### To be done
Without including any images, repeat the data exactly.

-- begin Data to use --

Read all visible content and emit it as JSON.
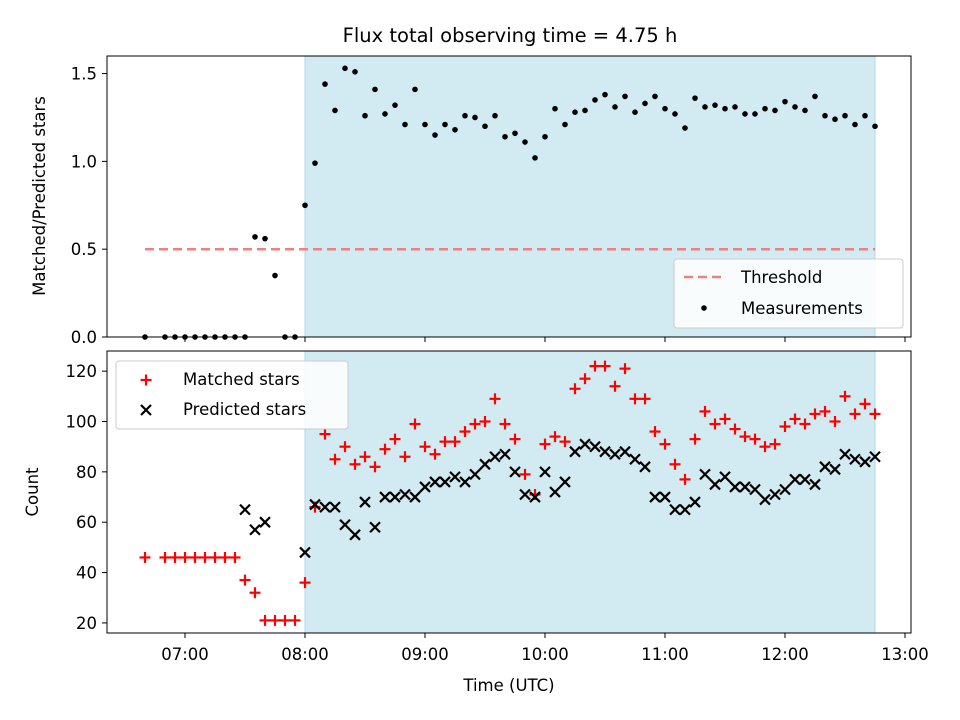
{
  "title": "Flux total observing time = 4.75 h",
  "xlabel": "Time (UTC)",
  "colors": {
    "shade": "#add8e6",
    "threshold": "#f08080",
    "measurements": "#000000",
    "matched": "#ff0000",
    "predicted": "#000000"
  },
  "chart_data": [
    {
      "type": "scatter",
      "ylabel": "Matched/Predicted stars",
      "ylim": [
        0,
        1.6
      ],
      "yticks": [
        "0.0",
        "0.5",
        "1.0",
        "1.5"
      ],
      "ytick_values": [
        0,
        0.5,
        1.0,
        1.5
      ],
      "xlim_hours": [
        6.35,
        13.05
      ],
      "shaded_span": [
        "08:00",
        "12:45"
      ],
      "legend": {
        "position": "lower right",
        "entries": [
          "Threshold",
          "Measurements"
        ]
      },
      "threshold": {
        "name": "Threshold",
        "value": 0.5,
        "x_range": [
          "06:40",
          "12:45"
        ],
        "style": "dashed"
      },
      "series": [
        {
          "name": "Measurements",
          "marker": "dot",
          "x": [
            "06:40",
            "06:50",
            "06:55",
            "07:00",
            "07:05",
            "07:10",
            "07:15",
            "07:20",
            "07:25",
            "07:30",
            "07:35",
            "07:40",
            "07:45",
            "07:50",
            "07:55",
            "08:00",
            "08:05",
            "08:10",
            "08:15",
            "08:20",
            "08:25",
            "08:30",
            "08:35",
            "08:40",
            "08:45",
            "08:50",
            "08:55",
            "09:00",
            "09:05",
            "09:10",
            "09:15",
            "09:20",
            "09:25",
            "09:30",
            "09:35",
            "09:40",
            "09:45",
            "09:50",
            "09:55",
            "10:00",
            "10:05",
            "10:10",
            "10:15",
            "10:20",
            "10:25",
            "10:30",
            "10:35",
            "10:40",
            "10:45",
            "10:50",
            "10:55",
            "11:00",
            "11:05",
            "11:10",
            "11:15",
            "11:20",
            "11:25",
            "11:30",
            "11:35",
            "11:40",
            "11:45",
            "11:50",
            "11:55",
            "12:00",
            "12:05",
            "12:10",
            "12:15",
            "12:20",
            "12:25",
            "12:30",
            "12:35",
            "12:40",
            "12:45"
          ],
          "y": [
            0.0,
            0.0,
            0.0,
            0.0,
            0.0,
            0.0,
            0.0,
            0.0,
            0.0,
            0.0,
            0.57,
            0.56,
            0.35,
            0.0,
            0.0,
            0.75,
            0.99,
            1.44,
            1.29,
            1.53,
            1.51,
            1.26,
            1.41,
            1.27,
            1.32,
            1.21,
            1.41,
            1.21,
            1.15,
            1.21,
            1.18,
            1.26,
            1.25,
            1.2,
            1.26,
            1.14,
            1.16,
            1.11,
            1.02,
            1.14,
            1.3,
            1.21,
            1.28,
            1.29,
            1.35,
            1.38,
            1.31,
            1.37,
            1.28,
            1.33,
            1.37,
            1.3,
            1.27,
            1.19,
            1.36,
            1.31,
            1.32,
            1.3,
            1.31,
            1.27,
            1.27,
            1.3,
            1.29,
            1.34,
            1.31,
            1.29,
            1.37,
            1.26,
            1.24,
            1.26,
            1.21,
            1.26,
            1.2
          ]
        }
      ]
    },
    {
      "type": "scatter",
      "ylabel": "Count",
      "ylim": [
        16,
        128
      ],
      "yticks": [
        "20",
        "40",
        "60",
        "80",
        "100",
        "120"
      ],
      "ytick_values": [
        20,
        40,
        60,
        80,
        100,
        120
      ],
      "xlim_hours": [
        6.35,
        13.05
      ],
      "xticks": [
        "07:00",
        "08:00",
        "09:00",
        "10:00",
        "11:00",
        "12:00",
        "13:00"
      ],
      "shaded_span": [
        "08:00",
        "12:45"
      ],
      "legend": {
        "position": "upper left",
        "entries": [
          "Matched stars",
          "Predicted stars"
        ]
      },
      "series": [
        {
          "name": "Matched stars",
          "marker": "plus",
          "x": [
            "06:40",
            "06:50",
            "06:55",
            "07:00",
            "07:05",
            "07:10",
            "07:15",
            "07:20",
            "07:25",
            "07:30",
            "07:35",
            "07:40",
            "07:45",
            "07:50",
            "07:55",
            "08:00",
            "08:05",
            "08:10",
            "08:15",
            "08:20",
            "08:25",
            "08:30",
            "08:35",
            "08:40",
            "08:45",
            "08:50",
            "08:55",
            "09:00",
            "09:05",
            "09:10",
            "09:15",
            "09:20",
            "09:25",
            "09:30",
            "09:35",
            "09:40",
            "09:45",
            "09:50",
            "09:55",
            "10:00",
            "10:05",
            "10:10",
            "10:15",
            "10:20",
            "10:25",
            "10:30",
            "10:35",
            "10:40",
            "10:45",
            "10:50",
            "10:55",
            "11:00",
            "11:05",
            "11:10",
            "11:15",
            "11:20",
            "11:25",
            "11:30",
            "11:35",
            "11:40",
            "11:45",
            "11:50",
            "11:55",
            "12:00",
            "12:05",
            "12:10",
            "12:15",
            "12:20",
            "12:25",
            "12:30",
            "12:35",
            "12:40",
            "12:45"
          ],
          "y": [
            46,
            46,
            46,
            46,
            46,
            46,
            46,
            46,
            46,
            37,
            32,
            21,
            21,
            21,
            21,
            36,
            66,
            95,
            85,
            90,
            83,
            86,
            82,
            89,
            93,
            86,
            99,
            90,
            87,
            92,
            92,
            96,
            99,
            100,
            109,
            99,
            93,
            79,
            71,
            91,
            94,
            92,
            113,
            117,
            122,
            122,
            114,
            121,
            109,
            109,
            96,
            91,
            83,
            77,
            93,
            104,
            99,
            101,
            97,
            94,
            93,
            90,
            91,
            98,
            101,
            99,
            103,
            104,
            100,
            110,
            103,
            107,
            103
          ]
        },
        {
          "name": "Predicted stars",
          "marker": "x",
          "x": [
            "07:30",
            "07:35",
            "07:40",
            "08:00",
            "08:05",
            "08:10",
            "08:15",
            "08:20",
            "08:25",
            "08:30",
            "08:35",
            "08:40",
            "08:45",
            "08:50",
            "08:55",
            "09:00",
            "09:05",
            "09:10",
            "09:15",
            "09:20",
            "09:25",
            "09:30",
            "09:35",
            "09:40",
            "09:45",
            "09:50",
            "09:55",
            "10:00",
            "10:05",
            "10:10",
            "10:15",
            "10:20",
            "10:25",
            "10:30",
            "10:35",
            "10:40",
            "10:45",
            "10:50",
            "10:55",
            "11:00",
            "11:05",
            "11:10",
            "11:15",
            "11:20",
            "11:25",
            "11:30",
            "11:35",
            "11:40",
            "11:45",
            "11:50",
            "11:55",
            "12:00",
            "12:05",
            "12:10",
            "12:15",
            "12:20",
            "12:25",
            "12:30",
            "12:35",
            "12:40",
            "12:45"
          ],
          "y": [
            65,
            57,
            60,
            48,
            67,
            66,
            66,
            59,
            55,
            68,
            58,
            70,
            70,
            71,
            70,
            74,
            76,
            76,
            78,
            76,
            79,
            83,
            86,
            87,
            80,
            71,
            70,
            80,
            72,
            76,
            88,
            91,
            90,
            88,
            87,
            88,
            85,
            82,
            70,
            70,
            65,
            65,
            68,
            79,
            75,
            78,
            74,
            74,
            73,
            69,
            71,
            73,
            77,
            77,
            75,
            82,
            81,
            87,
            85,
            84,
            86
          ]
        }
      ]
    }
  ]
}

-- end Data to use --

### Complete answer
Read all visible content and emit it as JSON.
{
  "title": "Flux total observing time = 4.75 h",
  "xlabel": "Time (UTC)",
  "colors": {
    "shade": "#add8e6",
    "threshold": "#f08080",
    "measurements": "#000000",
    "matched": "#ff0000",
    "predicted": "#000000"
  },
  "chart_data": [
    {
      "type": "scatter",
      "ylabel": "Matched/Predicted stars",
      "ylim": [
        0,
        1.6
      ],
      "yticks": [
        "0.0",
        "0.5",
        "1.0",
        "1.5"
      ],
      "ytick_values": [
        0,
        0.5,
        1.0,
        1.5
      ],
      "xlim_hours": [
        6.35,
        13.05
      ],
      "shaded_span": [
        "08:00",
        "12:45"
      ],
      "legend": {
        "position": "lower right",
        "entries": [
          "Threshold",
          "Measurements"
        ]
      },
      "threshold": {
        "name": "Threshold",
        "value": 0.5,
        "x_range": [
          "06:40",
          "12:45"
        ],
        "style": "dashed"
      },
      "series": [
        {
          "name": "Measurements",
          "marker": "dot",
          "x": [
            "06:40",
            "06:50",
            "06:55",
            "07:00",
            "07:05",
            "07:10",
            "07:15",
            "07:20",
            "07:25",
            "07:30",
            "07:35",
            "07:40",
            "07:45",
            "07:50",
            "07:55",
            "08:00",
            "08:05",
            "08:10",
            "08:15",
            "08:20",
            "08:25",
            "08:30",
            "08:35",
            "08:40",
            "08:45",
            "08:50",
            "08:55",
            "09:00",
            "09:05",
            "09:10",
            "09:15",
            "09:20",
            "09:25",
            "09:30",
            "09:35",
            "09:40",
            "09:45",
            "09:50",
            "09:55",
            "10:00",
            "10:05",
            "10:10",
            "10:15",
            "10:20",
            "10:25",
            "10:30",
            "10:35",
            "10:40",
            "10:45",
            "10:50",
            "10:55",
            "11:00",
            "11:05",
            "11:10",
            "11:15",
            "11:20",
            "11:25",
            "11:30",
            "11:35",
            "11:40",
            "11:45",
            "11:50",
            "11:55",
            "12:00",
            "12:05",
            "12:10",
            "12:15",
            "12:20",
            "12:25",
            "12:30",
            "12:35",
            "12:40",
            "12:45"
          ],
          "y": [
            0.0,
            0.0,
            0.0,
            0.0,
            0.0,
            0.0,
            0.0,
            0.0,
            0.0,
            0.0,
            0.57,
            0.56,
            0.35,
            0.0,
            0.0,
            0.75,
            0.99,
            1.44,
            1.29,
            1.53,
            1.51,
            1.26,
            1.41,
            1.27,
            1.32,
            1.21,
            1.41,
            1.21,
            1.15,
            1.21,
            1.18,
            1.26,
            1.25,
            1.2,
            1.26,
            1.14,
            1.16,
            1.11,
            1.02,
            1.14,
            1.3,
            1.21,
            1.28,
            1.29,
            1.35,
            1.38,
            1.31,
            1.37,
            1.28,
            1.33,
            1.37,
            1.3,
            1.27,
            1.19,
            1.36,
            1.31,
            1.32,
            1.3,
            1.31,
            1.27,
            1.27,
            1.3,
            1.29,
            1.34,
            1.31,
            1.29,
            1.37,
            1.26,
            1.24,
            1.26,
            1.21,
            1.26,
            1.2
          ]
        }
      ]
    },
    {
      "type": "scatter",
      "ylabel": "Count",
      "ylim": [
        16,
        128
      ],
      "yticks": [
        "20",
        "40",
        "60",
        "80",
        "100",
        "120"
      ],
      "ytick_values": [
        20,
        40,
        60,
        80,
        100,
        120
      ],
      "xlim_hours": [
        6.35,
        13.05
      ],
      "xticks": [
        "07:00",
        "08:00",
        "09:00",
        "10:00",
        "11:00",
        "12:00",
        "13:00"
      ],
      "shaded_span": [
        "08:00",
        "12:45"
      ],
      "legend": {
        "position": "upper left",
        "entries": [
          "Matched stars",
          "Predicted stars"
        ]
      },
      "series": [
        {
          "name": "Matched stars",
          "marker": "plus",
          "x": [
            "06:40",
            "06:50",
            "06:55",
            "07:00",
            "07:05",
            "07:10",
            "07:15",
            "07:20",
            "07:25",
            "07:30",
            "07:35",
            "07:40",
            "07:45",
            "07:50",
            "07:55",
            "08:00",
            "08:05",
            "08:10",
            "08:15",
            "08:20",
            "08:25",
            "08:30",
            "08:35",
            "08:40",
            "08:45",
            "08:50",
            "08:55",
            "09:00",
            "09:05",
            "09:10",
            "09:15",
            "09:20",
            "09:25",
            "09:30",
            "09:35",
            "09:40",
            "09:45",
            "09:50",
            "09:55",
            "10:00",
            "10:05",
            "10:10",
            "10:15",
            "10:20",
            "10:25",
            "10:30",
            "10:35",
            "10:40",
            "10:45",
            "10:50",
            "10:55",
            "11:00",
            "11:05",
            "11:10",
            "11:15",
            "11:20",
            "11:25",
            "11:30",
            "11:35",
            "11:40",
            "11:45",
            "11:50",
            "11:55",
            "12:00",
            "12:05",
            "12:10",
            "12:15",
            "12:20",
            "12:25",
            "12:30",
            "12:35",
            "12:40",
            "12:45"
          ],
          "y": [
            46,
            46,
            46,
            46,
            46,
            46,
            46,
            46,
            46,
            37,
            32,
            21,
            21,
            21,
            21,
            36,
            66,
            95,
            85,
            90,
            83,
            86,
            82,
            89,
            93,
            86,
            99,
            90,
            87,
            92,
            92,
            96,
            99,
            100,
            109,
            99,
            93,
            79,
            71,
            91,
            94,
            92,
            113,
            117,
            122,
            122,
            114,
            121,
            109,
            109,
            96,
            91,
            83,
            77,
            93,
            104,
            99,
            101,
            97,
            94,
            93,
            90,
            91,
            98,
            101,
            99,
            103,
            104,
            100,
            110,
            103,
            107,
            103
          ]
        },
        {
          "name": "Predicted stars",
          "marker": "x",
          "x": [
            "07:30",
            "07:35",
            "07:40",
            "08:00",
            "08:05",
            "08:10",
            "08:15",
            "08:20",
            "08:25",
            "08:30",
            "08:35",
            "08:40",
            "08:45",
            "08:50",
            "08:55",
            "09:00",
            "09:05",
            "09:10",
            "09:15",
            "09:20",
            "09:25",
            "09:30",
            "09:35",
            "09:40",
            "09:45",
            "09:50",
            "09:55",
            "10:00",
            "10:05",
            "10:10",
            "10:15",
            "10:20",
            "10:25",
            "10:30",
            "10:35",
            "10:40",
            "10:45",
            "10:50",
            "10:55",
            "11:00",
            "11:05",
            "11:10",
            "11:15",
            "11:20",
            "11:25",
            "11:30",
            "11:35",
            "11:40",
            "11:45",
            "11:50",
            "11:55",
            "12:00",
            "12:05",
            "12:10",
            "12:15",
            "12:20",
            "12:25",
            "12:30",
            "12:35",
            "12:40",
            "12:45"
          ],
          "y": [
            65,
            57,
            60,
            48,
            67,
            66,
            66,
            59,
            55,
            68,
            58,
            70,
            70,
            71,
            70,
            74,
            76,
            76,
            78,
            76,
            79,
            83,
            86,
            87,
            80,
            71,
            70,
            80,
            72,
            76,
            88,
            91,
            90,
            88,
            87,
            88,
            85,
            82,
            70,
            70,
            65,
            65,
            68,
            79,
            75,
            78,
            74,
            74,
            73,
            69,
            71,
            73,
            77,
            77,
            75,
            82,
            81,
            87,
            85,
            84,
            86
          ]
        }
      ]
    }
  ]
}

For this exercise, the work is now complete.